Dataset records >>

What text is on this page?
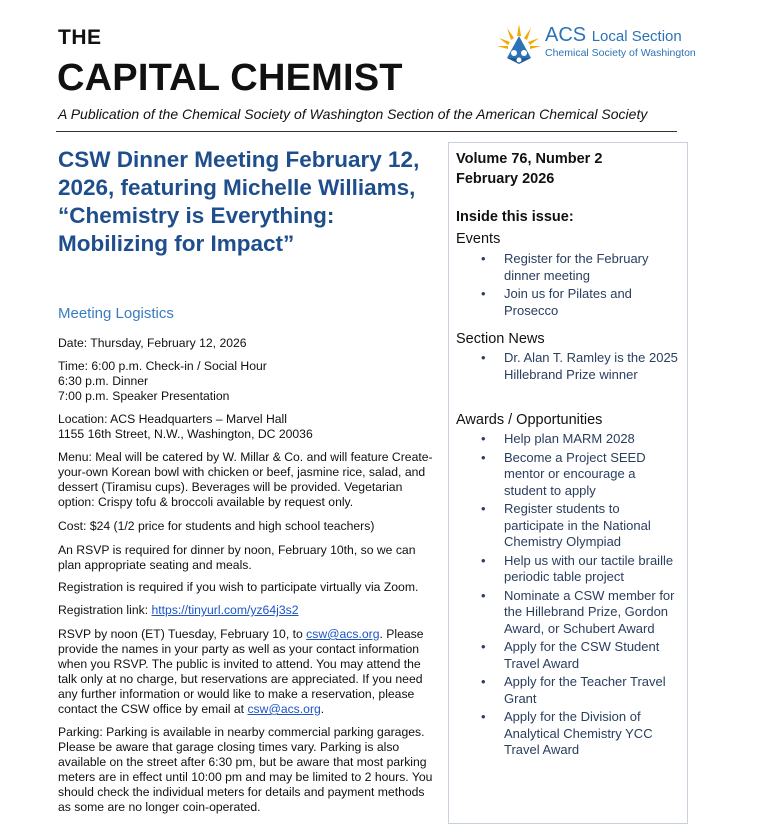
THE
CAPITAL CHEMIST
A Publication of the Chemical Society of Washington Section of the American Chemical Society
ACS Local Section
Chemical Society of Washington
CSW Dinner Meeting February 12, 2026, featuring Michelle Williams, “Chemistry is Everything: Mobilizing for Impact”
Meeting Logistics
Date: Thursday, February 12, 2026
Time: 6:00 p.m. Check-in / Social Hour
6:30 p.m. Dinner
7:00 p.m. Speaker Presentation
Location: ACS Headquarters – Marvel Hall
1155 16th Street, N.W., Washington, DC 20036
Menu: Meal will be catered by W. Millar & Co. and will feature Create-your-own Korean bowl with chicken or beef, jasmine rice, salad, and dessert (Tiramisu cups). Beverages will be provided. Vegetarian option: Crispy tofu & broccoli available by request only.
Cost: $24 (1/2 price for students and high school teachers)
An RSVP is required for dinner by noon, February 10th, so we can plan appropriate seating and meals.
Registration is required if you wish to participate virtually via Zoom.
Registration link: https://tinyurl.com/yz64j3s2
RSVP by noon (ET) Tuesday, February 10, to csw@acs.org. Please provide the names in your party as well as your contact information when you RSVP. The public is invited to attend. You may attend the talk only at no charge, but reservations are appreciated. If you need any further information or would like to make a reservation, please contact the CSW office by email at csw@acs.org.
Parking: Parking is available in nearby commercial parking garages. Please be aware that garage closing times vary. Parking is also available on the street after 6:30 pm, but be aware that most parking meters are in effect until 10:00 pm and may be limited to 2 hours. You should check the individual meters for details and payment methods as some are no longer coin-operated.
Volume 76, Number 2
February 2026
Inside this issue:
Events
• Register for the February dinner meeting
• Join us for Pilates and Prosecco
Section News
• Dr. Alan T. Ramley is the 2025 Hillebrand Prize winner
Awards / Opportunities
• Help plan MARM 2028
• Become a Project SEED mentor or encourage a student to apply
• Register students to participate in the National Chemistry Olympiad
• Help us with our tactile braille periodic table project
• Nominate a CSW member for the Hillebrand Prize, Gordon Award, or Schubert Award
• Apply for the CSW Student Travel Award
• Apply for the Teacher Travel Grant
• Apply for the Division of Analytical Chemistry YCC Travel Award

Task directions >> Within the material above, find the lines that contain the word "Washington"; copy them.

Correct result >>
A Publication of the Chemical Society of Washington Section of the American Chemical Society
Chemical Society of Washington
1155 16th Street, N.W., Washington, DC 20036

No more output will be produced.